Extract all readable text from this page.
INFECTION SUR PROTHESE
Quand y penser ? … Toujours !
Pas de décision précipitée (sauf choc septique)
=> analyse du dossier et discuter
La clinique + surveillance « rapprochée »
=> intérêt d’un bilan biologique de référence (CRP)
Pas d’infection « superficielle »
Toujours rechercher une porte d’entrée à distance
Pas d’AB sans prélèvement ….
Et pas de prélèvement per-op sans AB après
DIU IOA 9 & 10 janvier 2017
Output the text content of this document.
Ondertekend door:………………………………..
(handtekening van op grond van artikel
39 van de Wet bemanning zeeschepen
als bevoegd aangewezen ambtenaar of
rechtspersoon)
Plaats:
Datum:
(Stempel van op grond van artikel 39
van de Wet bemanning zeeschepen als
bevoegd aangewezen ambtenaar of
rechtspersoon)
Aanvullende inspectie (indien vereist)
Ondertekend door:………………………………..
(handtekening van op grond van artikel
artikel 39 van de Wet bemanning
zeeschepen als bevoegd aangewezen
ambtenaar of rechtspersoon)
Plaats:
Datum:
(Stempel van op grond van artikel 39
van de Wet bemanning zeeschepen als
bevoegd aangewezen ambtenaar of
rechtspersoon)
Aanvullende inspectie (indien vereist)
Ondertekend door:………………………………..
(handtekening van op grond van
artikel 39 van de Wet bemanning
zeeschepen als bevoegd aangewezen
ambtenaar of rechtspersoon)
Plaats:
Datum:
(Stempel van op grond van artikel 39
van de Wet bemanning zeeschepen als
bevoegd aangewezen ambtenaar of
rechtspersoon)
^^^^^^^^
* _TASK DIRECTIONS_
Pull out every line of the entries that includes the word "prélèvement".

* _SOLUTION FOR THIS EXERCISE_
Pas d’AB sans prélèvement ….
Et pas de prélèvement per-op sans AB après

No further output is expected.